GIVEN INFORMATION:
++++++++++

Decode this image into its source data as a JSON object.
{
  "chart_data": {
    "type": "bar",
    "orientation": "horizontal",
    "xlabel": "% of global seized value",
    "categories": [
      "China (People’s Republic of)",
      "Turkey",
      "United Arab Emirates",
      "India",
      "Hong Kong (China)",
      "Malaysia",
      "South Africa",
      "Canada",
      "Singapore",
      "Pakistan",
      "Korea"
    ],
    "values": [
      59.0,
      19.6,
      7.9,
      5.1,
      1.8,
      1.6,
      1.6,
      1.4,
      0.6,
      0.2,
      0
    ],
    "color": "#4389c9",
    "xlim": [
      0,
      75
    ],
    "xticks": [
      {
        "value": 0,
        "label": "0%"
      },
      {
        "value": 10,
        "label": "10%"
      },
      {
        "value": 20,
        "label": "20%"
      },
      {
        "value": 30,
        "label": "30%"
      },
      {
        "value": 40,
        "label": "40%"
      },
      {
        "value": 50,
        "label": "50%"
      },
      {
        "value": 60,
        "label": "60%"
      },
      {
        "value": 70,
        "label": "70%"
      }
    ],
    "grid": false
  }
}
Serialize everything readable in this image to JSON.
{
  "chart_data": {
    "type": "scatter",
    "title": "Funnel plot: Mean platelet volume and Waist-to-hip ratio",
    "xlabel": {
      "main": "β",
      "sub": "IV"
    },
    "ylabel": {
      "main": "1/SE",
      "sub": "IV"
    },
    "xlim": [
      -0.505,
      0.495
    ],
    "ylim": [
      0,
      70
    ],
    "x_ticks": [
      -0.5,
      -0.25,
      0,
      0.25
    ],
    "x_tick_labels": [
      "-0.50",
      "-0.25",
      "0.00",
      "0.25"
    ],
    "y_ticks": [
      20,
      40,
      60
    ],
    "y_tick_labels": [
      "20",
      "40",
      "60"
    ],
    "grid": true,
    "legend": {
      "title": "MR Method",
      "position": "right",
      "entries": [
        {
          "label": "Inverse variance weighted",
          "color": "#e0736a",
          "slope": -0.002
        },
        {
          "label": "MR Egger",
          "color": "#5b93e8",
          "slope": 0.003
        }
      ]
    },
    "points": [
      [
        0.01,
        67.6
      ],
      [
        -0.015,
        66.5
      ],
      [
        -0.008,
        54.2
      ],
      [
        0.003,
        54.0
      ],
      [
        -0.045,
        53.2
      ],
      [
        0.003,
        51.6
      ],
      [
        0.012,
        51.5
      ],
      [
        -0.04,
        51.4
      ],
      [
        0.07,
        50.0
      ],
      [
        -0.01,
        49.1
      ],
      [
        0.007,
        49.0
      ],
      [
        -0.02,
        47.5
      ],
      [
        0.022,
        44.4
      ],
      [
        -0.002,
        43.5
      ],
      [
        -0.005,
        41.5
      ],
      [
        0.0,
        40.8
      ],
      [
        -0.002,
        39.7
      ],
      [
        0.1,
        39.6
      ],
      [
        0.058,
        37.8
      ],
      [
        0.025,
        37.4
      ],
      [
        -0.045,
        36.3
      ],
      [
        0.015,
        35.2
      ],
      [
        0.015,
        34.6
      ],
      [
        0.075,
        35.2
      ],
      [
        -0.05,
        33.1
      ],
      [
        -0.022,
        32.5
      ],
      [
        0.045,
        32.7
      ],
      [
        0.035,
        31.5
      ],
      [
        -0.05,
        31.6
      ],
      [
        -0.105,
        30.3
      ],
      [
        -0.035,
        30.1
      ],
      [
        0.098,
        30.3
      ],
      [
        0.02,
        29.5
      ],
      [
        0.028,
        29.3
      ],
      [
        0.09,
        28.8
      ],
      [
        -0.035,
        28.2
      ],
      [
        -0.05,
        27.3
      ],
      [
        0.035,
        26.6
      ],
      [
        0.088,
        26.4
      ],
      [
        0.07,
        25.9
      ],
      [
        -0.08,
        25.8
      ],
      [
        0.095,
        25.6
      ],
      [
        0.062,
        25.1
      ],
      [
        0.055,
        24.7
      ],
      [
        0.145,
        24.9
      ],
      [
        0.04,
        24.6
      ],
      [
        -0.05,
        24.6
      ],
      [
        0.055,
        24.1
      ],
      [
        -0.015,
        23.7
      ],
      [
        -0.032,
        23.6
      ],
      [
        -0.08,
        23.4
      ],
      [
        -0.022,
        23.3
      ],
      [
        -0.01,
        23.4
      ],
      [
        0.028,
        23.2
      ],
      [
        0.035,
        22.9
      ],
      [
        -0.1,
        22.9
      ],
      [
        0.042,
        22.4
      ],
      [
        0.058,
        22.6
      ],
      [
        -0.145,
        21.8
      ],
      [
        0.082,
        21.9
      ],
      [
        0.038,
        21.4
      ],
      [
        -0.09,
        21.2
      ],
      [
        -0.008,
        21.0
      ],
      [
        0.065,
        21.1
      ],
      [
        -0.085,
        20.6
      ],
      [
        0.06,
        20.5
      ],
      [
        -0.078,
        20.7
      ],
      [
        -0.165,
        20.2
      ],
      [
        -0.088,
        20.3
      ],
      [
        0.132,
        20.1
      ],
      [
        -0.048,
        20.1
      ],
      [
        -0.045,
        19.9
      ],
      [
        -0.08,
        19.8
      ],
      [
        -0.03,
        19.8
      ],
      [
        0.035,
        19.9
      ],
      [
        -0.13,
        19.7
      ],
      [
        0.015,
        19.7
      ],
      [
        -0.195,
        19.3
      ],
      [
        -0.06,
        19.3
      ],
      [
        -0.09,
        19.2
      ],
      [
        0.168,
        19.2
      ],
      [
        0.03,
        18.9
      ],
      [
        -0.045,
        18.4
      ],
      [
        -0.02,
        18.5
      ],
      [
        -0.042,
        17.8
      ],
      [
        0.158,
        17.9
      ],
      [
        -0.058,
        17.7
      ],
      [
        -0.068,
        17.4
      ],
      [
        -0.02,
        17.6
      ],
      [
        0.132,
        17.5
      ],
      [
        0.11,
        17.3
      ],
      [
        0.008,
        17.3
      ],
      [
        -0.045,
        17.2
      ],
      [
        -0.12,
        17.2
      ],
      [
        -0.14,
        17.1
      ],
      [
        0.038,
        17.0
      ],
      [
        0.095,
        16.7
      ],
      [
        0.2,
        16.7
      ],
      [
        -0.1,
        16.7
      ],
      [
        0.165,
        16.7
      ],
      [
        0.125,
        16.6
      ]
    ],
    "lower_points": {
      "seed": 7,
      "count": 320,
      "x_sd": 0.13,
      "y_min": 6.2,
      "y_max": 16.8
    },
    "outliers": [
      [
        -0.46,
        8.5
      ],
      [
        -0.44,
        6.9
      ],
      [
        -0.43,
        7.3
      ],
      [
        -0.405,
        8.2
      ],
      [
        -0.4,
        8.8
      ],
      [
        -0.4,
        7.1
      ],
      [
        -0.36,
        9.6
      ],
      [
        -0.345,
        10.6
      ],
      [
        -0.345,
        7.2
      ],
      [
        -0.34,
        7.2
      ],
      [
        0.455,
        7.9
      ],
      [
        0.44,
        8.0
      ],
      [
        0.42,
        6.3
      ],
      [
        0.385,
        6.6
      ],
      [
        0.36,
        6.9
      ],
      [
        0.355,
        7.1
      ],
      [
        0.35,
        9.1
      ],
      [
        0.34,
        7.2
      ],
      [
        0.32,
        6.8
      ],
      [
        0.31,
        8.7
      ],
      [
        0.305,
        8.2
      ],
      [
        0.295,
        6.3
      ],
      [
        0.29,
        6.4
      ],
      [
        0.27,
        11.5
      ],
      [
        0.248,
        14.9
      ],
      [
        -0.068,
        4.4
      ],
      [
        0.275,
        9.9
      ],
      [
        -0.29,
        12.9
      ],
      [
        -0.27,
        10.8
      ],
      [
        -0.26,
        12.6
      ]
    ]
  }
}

++++++++++

TASK DETAILS: Extract, word for word, each line of the listing above.

EXPECTED OUTPUT:
Decode this image into its source data as a JSON object.
{
  "chart_data": {
    "type": "bar",
    "orientation": "horizontal",
    "xlabel": "% of global seized value",
    "categories": [
      "China (People’s Republic of)",
      "Turkey",
      "United Arab Emirates",
      "India",
      "Hong Kong (China)",
      "Malaysia",
      "South Africa",
      "Canada",
      "Singapore",
      "Pakistan",
      "Korea"
    ],
    "values": [
      59.0,
      19.6,
      7.9,
      5.1,
      1.8,
      1.6,
      1.6,
      1.4,
      0.6,
      0.2,
      0
    ],
    "color": "#4389c9",
    "xlim": [
      0,
      75
    ],
    "xticks": [
      {
        "value": 0,
        "label": "0%"
      },
      {
        "value": 10,
        "label": "10%"
      },
      {
        "value": 20,
        "label": "20%"
      },
      {
        "value": 30,
        "label": "30%"
      },
      {
        "value": 40,
        "label": "40%"
      },
      {
        "value": 50,
        "label": "50%"
      },
      {
        "value": 60,
        "label": "60%"
      },
      {
        "value": 70,
        "label": "70%"
      }
    ],
    "grid": false
  }
}
Serialize everything readable in this image to JSON.
{
  "chart_data": {
    "type": "scatter",
    "title": "Funnel plot: Mean platelet volume and Waist-to-hip ratio",
    "xlabel": {
      "main": "β",
      "sub": "IV"
    },
    "ylabel": {
      "main": "1/SE",
      "sub": "IV"
    },
    "xlim": [
      -0.505,
      0.495
    ],
    "ylim": [
      0,
      70
    ],
    "x_ticks": [
      -0.5,
      -0.25,
      0,
      0.25
    ],
    "x_tick_labels": [
      "-0.50",
      "-0.25",
      "0.00",
      "0.25"
    ],
    "y_ticks": [
      20,
      40,
      60
    ],
    "y_tick_labels": [
      "20",
      "40",
      "60"
    ],
    "grid": true,
    "legend": {
      "title": "MR Method",
      "position": "right",
      "entries": [
        {
          "label": "Inverse variance weighted",
          "color": "#e0736a",
          "slope": -0.002
        },
        {
          "label": "MR Egger",
          "color": "#5b93e8",
          "slope": 0.003
        }
      ]
    },
    "points": [
      [
        0.01,
        67.6
      ],
      [
        -0.015,
        66.5
      ],
      [
        -0.008,
        54.2
      ],
      [
        0.003,
        54.0
      ],
      [
        -0.045,
        53.2
      ],
      [
        0.003,
        51.6
      ],
      [
        0.012,
        51.5
      ],
      [
        -0.04,
        51.4
      ],
      [
        0.07,
        50.0
      ],
      [
        -0.01,
        49.1
      ],
      [
        0.007,
        49.0
      ],
      [
        -0.02,
        47.5
      ],
      [
        0.022,
        44.4
      ],
      [
        -0.002,
        43.5
      ],
      [
        -0.005,
        41.5
      ],
      [
        0.0,
        40.8
      ],
      [
        -0.002,
        39.7
      ],
      [
        0.1,
        39.6
      ],
      [
        0.058,
        37.8
      ],
      [
        0.025,
        37.4
      ],
      [
        -0.045,
        36.3
      ],
      [
        0.015,
        35.2
      ],
      [
        0.015,
        34.6
      ],
      [
        0.075,
        35.2
      ],
      [
        -0.05,
        33.1
      ],
      [
        -0.022,
        32.5
      ],
      [
        0.045,
        32.7
      ],
      [
        0.035,
        31.5
      ],
      [
        -0.05,
        31.6
      ],
      [
        -0.105,
        30.3
      ],
      [
        -0.035,
        30.1
      ],
      [
        0.098,
        30.3
      ],
      [
        0.02,
        29.5
      ],
      [
        0.028,
        29.3
      ],
      [
        0.09,
        28.8
      ],
      [
        -0.035,
        28.2
      ],
      [
        -0.05,
        27.3
      ],
      [
        0.035,
        26.6
      ],
      [
        0.088,
        26.4
      ],
      [
        0.07,
        25.9
      ],
      [
        -0.08,
        25.8
      ],
      [
        0.095,
        25.6
      ],
      [
        0.062,
        25.1
      ],
      [
        0.055,
        24.7
      ],
      [
        0.145,
        24.9
      ],
      [
        0.04,
        24.6
      ],
      [
        -0.05,
        24.6
      ],
      [
        0.055,
        24.1
      ],
      [
        -0.015,
        23.7
      ],
      [
        -0.032,
        23.6
      ],
      [
        -0.08,
        23.4
      ],
      [
        -0.022,
        23.3
      ],
      [
        -0.01,
        23.4
      ],
      [
        0.028,
        23.2
      ],
      [
        0.035,
        22.9
      ],
      [
        -0.1,
        22.9
      ],
      [
        0.042,
        22.4
      ],
      [
        0.058,
        22.6
      ],
      [
        -0.145,
        21.8
      ],
      [
        0.082,
        21.9
      ],
      [
        0.038,
        21.4
      ],
      [
        -0.09,
        21.2
      ],
      [
        -0.008,
        21.0
      ],
      [
        0.065,
        21.1
      ],
      [
        -0.085,
        20.6
      ],
      [
        0.06,
        20.5
      ],
      [
        -0.078,
        20.7
      ],
      [
        -0.165,
        20.2
      ],
      [
        -0.088,
        20.3
      ],
      [
        0.132,
        20.1
      ],
      [
        -0.048,
        20.1
      ],
      [
        -0.045,
        19.9
      ],
      [
        -0.08,
        19.8
      ],
      [
        -0.03,
        19.8
      ],
      [
        0.035,
        19.9
      ],
      [
        -0.13,
        19.7
      ],
      [
        0.015,
        19.7
      ],
      [
        -0.195,
        19.3
      ],
      [
        -0.06,
        19.3
      ],
      [
        -0.09,
        19.2
      ],
      [
        0.168,
        19.2
      ],
      [
        0.03,
        18.9
      ],
      [
        -0.045,
        18.4
      ],
      [
        -0.02,
        18.5
      ],
      [
        -0.042,
        17.8
      ],
      [
        0.158,
        17.9
      ],
      [
        -0.058,
        17.7
      ],
      [
        -0.068,
        17.4
      ],
      [
        -0.02,
        17.6
      ],
      [
        0.132,
        17.5
      ],
      [
        0.11,
        17.3
      ],
      [
        0.008,
        17.3
      ],
      [
        -0.045,
        17.2
      ],
      [
        -0.12,
        17.2
      ],
      [
        -0.14,
        17.1
      ],
      [
        0.038,
        17.0
      ],
      [
        0.095,
        16.7
      ],
      [
        0.2,
        16.7
      ],
      [
        -0.1,
        16.7
      ],
      [
        0.165,
        16.7
      ],
      [
        0.125,
        16.6
      ]
    ],
    "lower_points": {
      "seed": 7,
      "count": 320,
      "x_sd": 0.13,
      "y_min": 6.2,
      "y_max": 16.8
    },
    "outliers": [
      [
        -0.46,
        8.5
      ],
      [
        -0.44,
        6.9
      ],
      [
        -0.43,
        7.3
      ],
      [
        -0.405,
        8.2
      ],
      [
        -0.4,
        8.8
      ],
      [
        -0.4,
        7.1
      ],
      [
        -0.36,
        9.6
      ],
      [
        -0.345,
        10.6
      ],
      [
        -0.345,
        7.2
      ],
      [
        -0.34,
        7.2
      ],
      [
        0.455,
        7.9
      ],
      [
        0.44,
        8.0
      ],
      [
        0.42,
        6.3
      ],
      [
        0.385,
        6.6
      ],
      [
        0.36,
        6.9
      ],
      [
        0.355,
        7.1
      ],
      [
        0.35,
        9.1
      ],
      [
        0.34,
        7.2
      ],
      [
        0.32,
        6.8
      ],
      [
        0.31,
        8.7
      ],
      [
        0.305,
        8.2
      ],
      [
        0.295,
        6.3
      ],
      [
        0.29,
        6.4
      ],
      [
        0.27,
        11.5
      ],
      [
        0.248,
        14.9
      ],
      [
        -0.068,
        4.4
      ],
      [
        0.275,
        9.9
      ],
      [
        -0.29,
        12.9
      ],
      [
        -0.27,
        10.8
      ],
      [
        -0.26,
        12.6
      ]
    ]
  }
}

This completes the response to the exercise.